» **Work to be completed**
Omit the images, then print each record below exactly as it reads.

» **Data to process**
■ ■ ■ ■ ■

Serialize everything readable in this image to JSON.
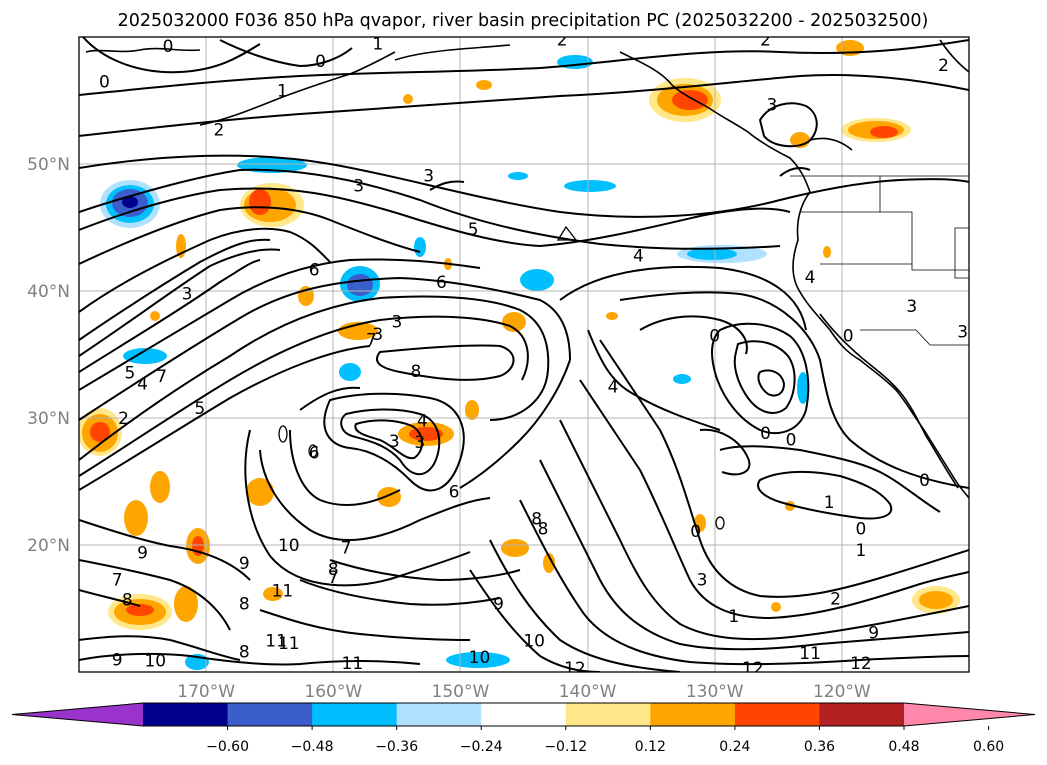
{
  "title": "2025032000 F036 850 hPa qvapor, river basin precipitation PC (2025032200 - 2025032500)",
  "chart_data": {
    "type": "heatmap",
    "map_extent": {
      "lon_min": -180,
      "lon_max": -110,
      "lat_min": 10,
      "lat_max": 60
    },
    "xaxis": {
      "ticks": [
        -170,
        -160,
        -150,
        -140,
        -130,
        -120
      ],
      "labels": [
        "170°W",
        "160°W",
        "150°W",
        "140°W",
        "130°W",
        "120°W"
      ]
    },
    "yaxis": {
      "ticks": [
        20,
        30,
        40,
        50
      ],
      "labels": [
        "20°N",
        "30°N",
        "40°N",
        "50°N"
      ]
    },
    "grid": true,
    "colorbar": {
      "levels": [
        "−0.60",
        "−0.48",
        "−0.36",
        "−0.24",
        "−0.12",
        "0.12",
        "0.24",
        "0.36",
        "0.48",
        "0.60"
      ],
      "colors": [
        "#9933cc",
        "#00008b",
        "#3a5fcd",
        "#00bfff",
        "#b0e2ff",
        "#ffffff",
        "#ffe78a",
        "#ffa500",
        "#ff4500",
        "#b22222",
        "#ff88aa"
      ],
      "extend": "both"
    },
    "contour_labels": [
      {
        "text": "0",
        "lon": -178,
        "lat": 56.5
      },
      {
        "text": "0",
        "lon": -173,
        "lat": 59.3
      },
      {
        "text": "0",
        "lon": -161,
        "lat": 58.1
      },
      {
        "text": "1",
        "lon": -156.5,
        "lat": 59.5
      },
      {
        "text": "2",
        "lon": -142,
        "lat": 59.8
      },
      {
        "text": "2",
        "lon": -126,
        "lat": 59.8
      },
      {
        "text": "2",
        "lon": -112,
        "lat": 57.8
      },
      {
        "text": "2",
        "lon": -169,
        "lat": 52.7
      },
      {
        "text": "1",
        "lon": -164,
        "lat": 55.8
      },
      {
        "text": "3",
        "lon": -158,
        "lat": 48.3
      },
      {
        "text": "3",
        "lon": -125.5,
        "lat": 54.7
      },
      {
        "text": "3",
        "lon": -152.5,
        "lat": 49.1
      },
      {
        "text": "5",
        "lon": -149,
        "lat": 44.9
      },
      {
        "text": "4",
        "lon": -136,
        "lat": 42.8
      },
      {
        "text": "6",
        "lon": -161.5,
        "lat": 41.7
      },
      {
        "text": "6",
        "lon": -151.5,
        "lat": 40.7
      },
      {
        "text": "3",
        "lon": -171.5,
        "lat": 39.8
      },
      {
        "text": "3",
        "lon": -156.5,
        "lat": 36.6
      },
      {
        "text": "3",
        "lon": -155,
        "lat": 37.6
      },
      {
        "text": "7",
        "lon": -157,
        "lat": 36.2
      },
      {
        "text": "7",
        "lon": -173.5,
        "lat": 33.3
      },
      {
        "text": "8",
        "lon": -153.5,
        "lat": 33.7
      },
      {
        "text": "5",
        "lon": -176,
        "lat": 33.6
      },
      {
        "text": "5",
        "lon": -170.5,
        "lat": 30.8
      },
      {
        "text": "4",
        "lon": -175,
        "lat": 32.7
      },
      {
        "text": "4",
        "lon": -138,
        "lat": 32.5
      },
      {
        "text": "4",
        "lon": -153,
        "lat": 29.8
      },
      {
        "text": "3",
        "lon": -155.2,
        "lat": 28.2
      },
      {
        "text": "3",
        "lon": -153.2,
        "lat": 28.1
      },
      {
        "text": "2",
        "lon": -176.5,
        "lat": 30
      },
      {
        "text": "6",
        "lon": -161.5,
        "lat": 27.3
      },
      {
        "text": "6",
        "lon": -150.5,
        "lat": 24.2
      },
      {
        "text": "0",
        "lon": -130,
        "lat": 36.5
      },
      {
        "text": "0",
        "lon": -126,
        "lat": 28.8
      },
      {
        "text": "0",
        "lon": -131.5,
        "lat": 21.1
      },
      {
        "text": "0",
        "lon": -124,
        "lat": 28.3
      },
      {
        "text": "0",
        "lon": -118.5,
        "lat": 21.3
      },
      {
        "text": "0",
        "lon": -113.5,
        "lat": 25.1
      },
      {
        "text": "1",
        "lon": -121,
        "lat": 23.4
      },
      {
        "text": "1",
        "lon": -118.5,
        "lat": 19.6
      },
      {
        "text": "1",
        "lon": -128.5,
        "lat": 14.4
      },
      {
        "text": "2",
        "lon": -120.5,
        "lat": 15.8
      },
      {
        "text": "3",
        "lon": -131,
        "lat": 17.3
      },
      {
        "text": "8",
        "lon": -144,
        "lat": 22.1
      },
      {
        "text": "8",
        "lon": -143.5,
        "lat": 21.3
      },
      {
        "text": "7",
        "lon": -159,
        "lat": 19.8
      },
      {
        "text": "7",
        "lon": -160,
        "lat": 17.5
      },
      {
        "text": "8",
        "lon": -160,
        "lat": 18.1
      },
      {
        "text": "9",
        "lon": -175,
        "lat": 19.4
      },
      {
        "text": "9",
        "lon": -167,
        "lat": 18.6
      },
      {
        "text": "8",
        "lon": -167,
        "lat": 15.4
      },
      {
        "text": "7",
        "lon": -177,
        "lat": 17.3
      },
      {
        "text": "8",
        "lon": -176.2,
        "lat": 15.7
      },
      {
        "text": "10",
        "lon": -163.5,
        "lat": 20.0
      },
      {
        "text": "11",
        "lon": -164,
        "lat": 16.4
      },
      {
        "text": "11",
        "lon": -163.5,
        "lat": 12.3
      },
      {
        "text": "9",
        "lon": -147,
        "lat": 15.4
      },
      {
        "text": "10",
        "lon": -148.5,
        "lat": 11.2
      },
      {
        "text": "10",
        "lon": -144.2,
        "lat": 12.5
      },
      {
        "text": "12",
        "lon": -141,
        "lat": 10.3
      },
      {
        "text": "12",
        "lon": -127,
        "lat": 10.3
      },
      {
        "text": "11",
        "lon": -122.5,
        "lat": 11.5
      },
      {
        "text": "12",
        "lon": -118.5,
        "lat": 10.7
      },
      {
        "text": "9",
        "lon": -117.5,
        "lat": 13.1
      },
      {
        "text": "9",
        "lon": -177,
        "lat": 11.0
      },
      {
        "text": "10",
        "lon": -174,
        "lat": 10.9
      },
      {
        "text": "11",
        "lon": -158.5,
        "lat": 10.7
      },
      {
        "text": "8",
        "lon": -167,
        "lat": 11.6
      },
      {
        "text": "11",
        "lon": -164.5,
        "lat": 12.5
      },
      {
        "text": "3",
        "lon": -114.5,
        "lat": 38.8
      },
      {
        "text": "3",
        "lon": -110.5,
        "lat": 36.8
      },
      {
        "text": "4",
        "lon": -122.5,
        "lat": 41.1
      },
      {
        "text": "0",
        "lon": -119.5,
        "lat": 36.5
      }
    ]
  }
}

■ ■ ■ ■ ■

» **Task output**
Serialize everything readable in this image to JSON.
{
  "title": "2025032000 F036 850 hPa qvapor, river basin precipitation PC (2025032200 - 2025032500)",
  "chart_data": {
    "type": "heatmap",
    "map_extent": {
      "lon_min": -180,
      "lon_max": -110,
      "lat_min": 10,
      "lat_max": 60
    },
    "xaxis": {
      "ticks": [
        -170,
        -160,
        -150,
        -140,
        -130,
        -120
      ],
      "labels": [
        "170°W",
        "160°W",
        "150°W",
        "140°W",
        "130°W",
        "120°W"
      ]
    },
    "yaxis": {
      "ticks": [
        20,
        30,
        40,
        50
      ],
      "labels": [
        "20°N",
        "30°N",
        "40°N",
        "50°N"
      ]
    },
    "grid": true,
    "colorbar": {
      "levels": [
        "−0.60",
        "−0.48",
        "−0.36",
        "−0.24",
        "−0.12",
        "0.12",
        "0.24",
        "0.36",
        "0.48",
        "0.60"
      ],
      "colors": [
        "#9933cc",
        "#00008b",
        "#3a5fcd",
        "#00bfff",
        "#b0e2ff",
        "#ffffff",
        "#ffe78a",
        "#ffa500",
        "#ff4500",
        "#b22222",
        "#ff88aa"
      ],
      "extend": "both"
    },
    "contour_labels": [
      {
        "text": "0",
        "lon": -178,
        "lat": 56.5
      },
      {
        "text": "0",
        "lon": -173,
        "lat": 59.3
      },
      {
        "text": "0",
        "lon": -161,
        "lat": 58.1
      },
      {
        "text": "1",
        "lon": -156.5,
        "lat": 59.5
      },
      {
        "text": "2",
        "lon": -142,
        "lat": 59.8
      },
      {
        "text": "2",
        "lon": -126,
        "lat": 59.8
      },
      {
        "text": "2",
        "lon": -112,
        "lat": 57.8
      },
      {
        "text": "2",
        "lon": -169,
        "lat": 52.7
      },
      {
        "text": "1",
        "lon": -164,
        "lat": 55.8
      },
      {
        "text": "3",
        "lon": -158,
        "lat": 48.3
      },
      {
        "text": "3",
        "lon": -125.5,
        "lat": 54.7
      },
      {
        "text": "3",
        "lon": -152.5,
        "lat": 49.1
      },
      {
        "text": "5",
        "lon": -149,
        "lat": 44.9
      },
      {
        "text": "4",
        "lon": -136,
        "lat": 42.8
      },
      {
        "text": "6",
        "lon": -161.5,
        "lat": 41.7
      },
      {
        "text": "6",
        "lon": -151.5,
        "lat": 40.7
      },
      {
        "text": "3",
        "lon": -171.5,
        "lat": 39.8
      },
      {
        "text": "3",
        "lon": -156.5,
        "lat": 36.6
      },
      {
        "text": "3",
        "lon": -155,
        "lat": 37.6
      },
      {
        "text": "7",
        "lon": -157,
        "lat": 36.2
      },
      {
        "text": "7",
        "lon": -173.5,
        "lat": 33.3
      },
      {
        "text": "8",
        "lon": -153.5,
        "lat": 33.7
      },
      {
        "text": "5",
        "lon": -176,
        "lat": 33.6
      },
      {
        "text": "5",
        "lon": -170.5,
        "lat": 30.8
      },
      {
        "text": "4",
        "lon": -175,
        "lat": 32.7
      },
      {
        "text": "4",
        "lon": -138,
        "lat": 32.5
      },
      {
        "text": "4",
        "lon": -153,
        "lat": 29.8
      },
      {
        "text": "3",
        "lon": -155.2,
        "lat": 28.2
      },
      {
        "text": "3",
        "lon": -153.2,
        "lat": 28.1
      },
      {
        "text": "2",
        "lon": -176.5,
        "lat": 30
      },
      {
        "text": "6",
        "lon": -161.5,
        "lat": 27.3
      },
      {
        "text": "6",
        "lon": -150.5,
        "lat": 24.2
      },
      {
        "text": "0",
        "lon": -130,
        "lat": 36.5
      },
      {
        "text": "0",
        "lon": -126,
        "lat": 28.8
      },
      {
        "text": "0",
        "lon": -131.5,
        "lat": 21.1
      },
      {
        "text": "0",
        "lon": -124,
        "lat": 28.3
      },
      {
        "text": "0",
        "lon": -118.5,
        "lat": 21.3
      },
      {
        "text": "0",
        "lon": -113.5,
        "lat": 25.1
      },
      {
        "text": "1",
        "lon": -121,
        "lat": 23.4
      },
      {
        "text": "1",
        "lon": -118.5,
        "lat": 19.6
      },
      {
        "text": "1",
        "lon": -128.5,
        "lat": 14.4
      },
      {
        "text": "2",
        "lon": -120.5,
        "lat": 15.8
      },
      {
        "text": "3",
        "lon": -131,
        "lat": 17.3
      },
      {
        "text": "8",
        "lon": -144,
        "lat": 22.1
      },
      {
        "text": "8",
        "lon": -143.5,
        "lat": 21.3
      },
      {
        "text": "7",
        "lon": -159,
        "lat": 19.8
      },
      {
        "text": "7",
        "lon": -160,
        "lat": 17.5
      },
      {
        "text": "8",
        "lon": -160,
        "lat": 18.1
      },
      {
        "text": "9",
        "lon": -175,
        "lat": 19.4
      },
      {
        "text": "9",
        "lon": -167,
        "lat": 18.6
      },
      {
        "text": "8",
        "lon": -167,
        "lat": 15.4
      },
      {
        "text": "7",
        "lon": -177,
        "lat": 17.3
      },
      {
        "text": "8",
        "lon": -176.2,
        "lat": 15.7
      },
      {
        "text": "10",
        "lon": -163.5,
        "lat": 20.0
      },
      {
        "text": "11",
        "lon": -164,
        "lat": 16.4
      },
      {
        "text": "11",
        "lon": -163.5,
        "lat": 12.3
      },
      {
        "text": "9",
        "lon": -147,
        "lat": 15.4
      },
      {
        "text": "10",
        "lon": -148.5,
        "lat": 11.2
      },
      {
        "text": "10",
        "lon": -144.2,
        "lat": 12.5
      },
      {
        "text": "12",
        "lon": -141,
        "lat": 10.3
      },
      {
        "text": "12",
        "lon": -127,
        "lat": 10.3
      },
      {
        "text": "11",
        "lon": -122.5,
        "lat": 11.5
      },
      {
        "text": "12",
        "lon": -118.5,
        "lat": 10.7
      },
      {
        "text": "9",
        "lon": -117.5,
        "lat": 13.1
      },
      {
        "text": "9",
        "lon": -177,
        "lat": 11.0
      },
      {
        "text": "10",
        "lon": -174,
        "lat": 10.9
      },
      {
        "text": "11",
        "lon": -158.5,
        "lat": 10.7
      },
      {
        "text": "8",
        "lon": -167,
        "lat": 11.6
      },
      {
        "text": "11",
        "lon": -164.5,
        "lat": 12.5
      },
      {
        "text": "3",
        "lon": -114.5,
        "lat": 38.8
      },
      {
        "text": "3",
        "lon": -110.5,
        "lat": 36.8
      },
      {
        "text": "4",
        "lon": -122.5,
        "lat": 41.1
      },
      {
        "text": "0",
        "lon": -119.5,
        "lat": 36.5
      }
    ]
  }
}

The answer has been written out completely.